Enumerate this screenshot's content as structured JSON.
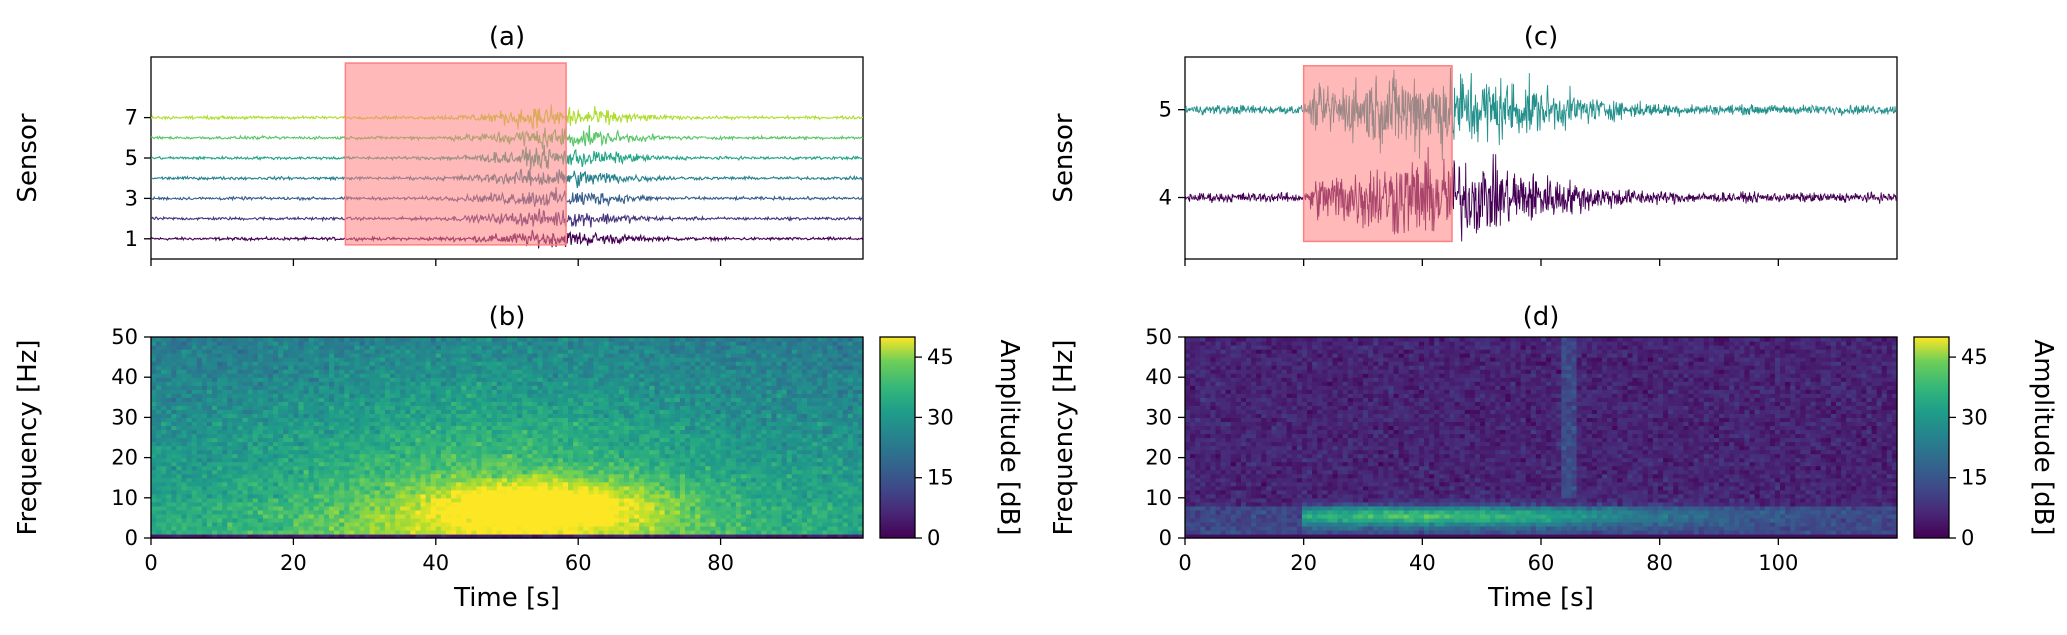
{
  "chart_data": [
    {
      "id": "a",
      "type": "line",
      "title": "(a)",
      "ylabel": "Sensor",
      "xlim": [
        0,
        100
      ],
      "ylim": [
        0,
        10
      ],
      "yticks": [
        1,
        3,
        5,
        7
      ],
      "xticks": [
        0,
        20,
        40,
        60,
        80
      ],
      "sensors": [
        1,
        2,
        3,
        4,
        5,
        6,
        7
      ],
      "highlight": {
        "x0": 27.3,
        "x1": 58.3,
        "y0": 0.7,
        "y1": 9.7,
        "color": "#ff8080"
      }
    },
    {
      "id": "b",
      "type": "heatmap",
      "title": "(b)",
      "xlabel": "Time [s]",
      "ylabel": "Frequency [Hz]",
      "xlim": [
        0,
        100
      ],
      "ylim": [
        0,
        50
      ],
      "xticks": [
        0,
        20,
        40,
        60,
        80
      ],
      "yticks": [
        0,
        10,
        20,
        30,
        40,
        50
      ],
      "colorbar": {
        "label": "Amplitude [dB]",
        "ticks": [
          0,
          15,
          30,
          45
        ],
        "range": [
          0,
          50
        ],
        "colormap": "viridis"
      }
    },
    {
      "id": "c",
      "type": "line",
      "title": "(c)",
      "ylabel": "Sensor",
      "xlim": [
        0,
        120
      ],
      "ylim": [
        3.3,
        5.6
      ],
      "yticks": [
        4,
        5
      ],
      "xticks": [
        0,
        20,
        40,
        60,
        80,
        100
      ],
      "sensors": [
        4,
        5
      ],
      "highlight": {
        "x0": 20,
        "x1": 45,
        "y0": 3.5,
        "y1": 5.5,
        "color": "#ff8080"
      }
    },
    {
      "id": "d",
      "type": "heatmap",
      "title": "(d)",
      "xlabel": "Time [s]",
      "ylabel": "Frequency [Hz]",
      "xlim": [
        0,
        120
      ],
      "ylim": [
        0,
        50
      ],
      "xticks": [
        0,
        20,
        40,
        60,
        80,
        100
      ],
      "yticks": [
        0,
        10,
        20,
        30,
        40,
        50
      ],
      "colorbar": {
        "label": "Amplitude [dB]",
        "ticks": [
          0,
          15,
          30,
          45
        ],
        "range": [
          0,
          50
        ],
        "colormap": "viridis"
      }
    }
  ]
}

*****

Without including any pictures, output all the entries above exactly.

Enumerate this screenshot's content as structured JSON.
{
  "chart_data": [
    {
      "id": "a",
      "type": "line",
      "title": "(a)",
      "ylabel": "Sensor",
      "xlim": [
        0,
        100
      ],
      "ylim": [
        0,
        10
      ],
      "yticks": [
        1,
        3,
        5,
        7
      ],
      "xticks": [
        0,
        20,
        40,
        60,
        80
      ],
      "sensors": [
        1,
        2,
        3,
        4,
        5,
        6,
        7
      ],
      "highlight": {
        "x0": 27.3,
        "x1": 58.3,
        "y0": 0.7,
        "y1": 9.7,
        "color": "#ff8080"
      }
    },
    {
      "id": "b",
      "type": "heatmap",
      "title": "(b)",
      "xlabel": "Time [s]",
      "ylabel": "Frequency [Hz]",
      "xlim": [
        0,
        100
      ],
      "ylim": [
        0,
        50
      ],
      "xticks": [
        0,
        20,
        40,
        60,
        80
      ],
      "yticks": [
        0,
        10,
        20,
        30,
        40,
        50
      ],
      "colorbar": {
        "label": "Amplitude [dB]",
        "ticks": [
          0,
          15,
          30,
          45
        ],
        "range": [
          0,
          50
        ],
        "colormap": "viridis"
      }
    },
    {
      "id": "c",
      "type": "line",
      "title": "(c)",
      "ylabel": "Sensor",
      "xlim": [
        0,
        120
      ],
      "ylim": [
        3.3,
        5.6
      ],
      "yticks": [
        4,
        5
      ],
      "xticks": [
        0,
        20,
        40,
        60,
        80,
        100
      ],
      "sensors": [
        4,
        5
      ],
      "highlight": {
        "x0": 20,
        "x1": 45,
        "y0": 3.5,
        "y1": 5.5,
        "color": "#ff8080"
      }
    },
    {
      "id": "d",
      "type": "heatmap",
      "title": "(d)",
      "xlabel": "Time [s]",
      "ylabel": "Frequency [Hz]",
      "xlim": [
        0,
        120
      ],
      "ylim": [
        0,
        50
      ],
      "xticks": [
        0,
        20,
        40,
        60,
        80,
        100
      ],
      "yticks": [
        0,
        10,
        20,
        30,
        40,
        50
      ],
      "colorbar": {
        "label": "Amplitude [dB]",
        "ticks": [
          0,
          15,
          30,
          45
        ],
        "range": [
          0,
          50
        ],
        "colormap": "viridis"
      }
    }
  ]
}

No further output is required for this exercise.